— START AVAILABLE DATA —

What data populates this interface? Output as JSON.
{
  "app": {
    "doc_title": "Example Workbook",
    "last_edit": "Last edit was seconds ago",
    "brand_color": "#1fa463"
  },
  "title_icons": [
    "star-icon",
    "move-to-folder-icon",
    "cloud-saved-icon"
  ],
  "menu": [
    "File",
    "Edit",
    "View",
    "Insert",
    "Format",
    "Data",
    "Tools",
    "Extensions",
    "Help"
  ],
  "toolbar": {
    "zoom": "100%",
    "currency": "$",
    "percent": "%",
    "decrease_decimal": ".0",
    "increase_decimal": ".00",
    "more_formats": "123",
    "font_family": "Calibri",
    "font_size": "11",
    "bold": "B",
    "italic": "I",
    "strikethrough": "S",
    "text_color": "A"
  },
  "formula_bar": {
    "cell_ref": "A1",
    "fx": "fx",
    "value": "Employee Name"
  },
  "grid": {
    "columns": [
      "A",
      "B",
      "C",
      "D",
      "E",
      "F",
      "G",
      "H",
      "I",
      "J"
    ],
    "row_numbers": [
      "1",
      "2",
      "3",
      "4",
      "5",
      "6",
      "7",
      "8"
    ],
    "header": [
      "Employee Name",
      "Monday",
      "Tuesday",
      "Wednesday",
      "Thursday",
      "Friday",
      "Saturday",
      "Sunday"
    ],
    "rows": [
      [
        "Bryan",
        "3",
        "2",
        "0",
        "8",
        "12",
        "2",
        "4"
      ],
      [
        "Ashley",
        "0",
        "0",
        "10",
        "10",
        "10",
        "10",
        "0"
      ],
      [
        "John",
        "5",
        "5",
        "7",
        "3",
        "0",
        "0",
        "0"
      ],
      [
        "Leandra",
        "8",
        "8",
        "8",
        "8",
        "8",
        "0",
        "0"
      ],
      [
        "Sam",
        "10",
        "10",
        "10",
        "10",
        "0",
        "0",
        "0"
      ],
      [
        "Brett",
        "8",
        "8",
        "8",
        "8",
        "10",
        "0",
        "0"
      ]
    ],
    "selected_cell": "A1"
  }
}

— END AVAILABLE DATA —

→ **WHAT IS BEING ASKED**: Reproduce every line of the data verbatim.

→ **RESULT FOR THIS EXERCISE**:
What data populates this interface? Output as JSON.
{
  "app": {
    "doc_title": "Example Workbook",
    "last_edit": "Last edit was seconds ago",
    "brand_color": "#1fa463"
  },
  "title_icons": [
    "star-icon",
    "move-to-folder-icon",
    "cloud-saved-icon"
  ],
  "menu": [
    "File",
    "Edit",
    "View",
    "Insert",
    "Format",
    "Data",
    "Tools",
    "Extensions",
    "Help"
  ],
  "toolbar": {
    "zoom": "100%",
    "currency": "$",
    "percent": "%",
    "decrease_decimal": ".0",
    "increase_decimal": ".00",
    "more_formats": "123",
    "font_family": "Calibri",
    "font_size": "11",
    "bold": "B",
    "italic": "I",
    "strikethrough": "S",
    "text_color": "A"
  },
  "formula_bar": {
    "cell_ref": "A1",
    "fx": "fx",
    "value": "Employee Name"
  },
  "grid": {
    "columns": [
      "A",
      "B",
      "C",
      "D",
      "E",
      "F",
      "G",
      "H",
      "I",
      "J"
    ],
    "row_numbers": [
      "1",
      "2",
      "3",
      "4",
      "5",
      "6",
      "7",
      "8"
    ],
    "header": [
      "Employee Name",
      "Monday",
      "Tuesday",
      "Wednesday",
      "Thursday",
      "Friday",
      "Saturday",
      "Sunday"
    ],
    "rows": [
      [
        "Bryan",
        "3",
        "2",
        "0",
        "8",
        "12",
        "2",
        "4"
      ],
      [
        "Ashley",
        "0",
        "0",
        "10",
        "10",
        "10",
        "10",
        "0"
      ],
      [
        "John",
        "5",
        "5",
        "7",
        "3",
        "0",
        "0",
        "0"
      ],
      [
        "Leandra",
        "8",
        "8",
        "8",
        "8",
        "8",
        "0",
        "0"
      ],
      [
        "Sam",
        "10",
        "10",
        "10",
        "10",
        "0",
        "0",
        "0"
      ],
      [
        "Brett",
        "8",
        "8",
        "8",
        "8",
        "10",
        "0",
        "0"
      ]
    ],
    "selected_cell": "A1"
  }
}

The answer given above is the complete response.